The exercise ▸
Repeat each line word for word.

►

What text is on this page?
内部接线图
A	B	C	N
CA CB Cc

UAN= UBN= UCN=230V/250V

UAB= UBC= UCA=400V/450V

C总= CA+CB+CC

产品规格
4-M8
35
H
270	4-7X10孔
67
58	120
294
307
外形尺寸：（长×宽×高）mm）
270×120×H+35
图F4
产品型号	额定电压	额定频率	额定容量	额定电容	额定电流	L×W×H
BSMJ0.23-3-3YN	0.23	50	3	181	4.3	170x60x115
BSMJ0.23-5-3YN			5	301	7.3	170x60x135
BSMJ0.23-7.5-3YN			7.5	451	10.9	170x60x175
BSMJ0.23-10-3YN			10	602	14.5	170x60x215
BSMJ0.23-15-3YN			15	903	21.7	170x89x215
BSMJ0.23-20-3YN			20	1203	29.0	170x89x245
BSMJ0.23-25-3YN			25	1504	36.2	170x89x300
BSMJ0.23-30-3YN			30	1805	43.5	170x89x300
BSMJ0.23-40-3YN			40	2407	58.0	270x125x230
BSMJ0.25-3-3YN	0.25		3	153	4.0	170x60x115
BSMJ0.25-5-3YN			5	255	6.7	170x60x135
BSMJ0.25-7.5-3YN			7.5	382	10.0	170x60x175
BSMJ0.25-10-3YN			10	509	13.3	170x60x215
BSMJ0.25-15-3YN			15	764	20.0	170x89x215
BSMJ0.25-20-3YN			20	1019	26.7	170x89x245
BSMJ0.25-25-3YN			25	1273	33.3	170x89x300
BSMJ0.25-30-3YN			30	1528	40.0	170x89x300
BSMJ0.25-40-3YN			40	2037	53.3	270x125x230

◄

The output ▸
What text is on this page?
内部接线图
A	B	C	N
CA CB Cc

UAN= UBN= UCN=230V/250V

UAB= UBC= UCA=400V/450V

C总= CA+CB+CC

产品规格
4-M8
35
H
270	4-7X10孔
67
58	120
294
307
外形尺寸：（长×宽×高）mm）
270×120×H+35
图F4
产品型号	额定电压	额定频率	额定容量	额定电容	额定电流	L×W×H
BSMJ0.23-3-3YN	0.23	50	3	181	4.3	170x60x115
BSMJ0.23-5-3YN			5	301	7.3	170x60x135
BSMJ0.23-7.5-3YN			7.5	451	10.9	170x60x175
BSMJ0.23-10-3YN			10	602	14.5	170x60x215
BSMJ0.23-15-3YN			15	903	21.7	170x89x215
BSMJ0.23-20-3YN			20	1203	29.0	170x89x245
BSMJ0.23-25-3YN			25	1504	36.2	170x89x300
BSMJ0.23-30-3YN			30	1805	43.5	170x89x300
BSMJ0.23-40-3YN			40	2407	58.0	270x125x230
BSMJ0.25-3-3YN	0.25		3	153	4.0	170x60x115
BSMJ0.25-5-3YN			5	255	6.7	170x60x135
BSMJ0.25-7.5-3YN			7.5	382	10.0	170x60x175
BSMJ0.25-10-3YN			10	509	13.3	170x60x215
BSMJ0.25-15-3YN			15	764	20.0	170x89x215
BSMJ0.25-20-3YN			20	1019	26.7	170x89x245
BSMJ0.25-25-3YN			25	1273	33.3	170x89x300
BSMJ0.25-30-3YN			30	1528	40.0	170x89x300
BSMJ0.25-40-3YN			40	2037	53.3	270x125x230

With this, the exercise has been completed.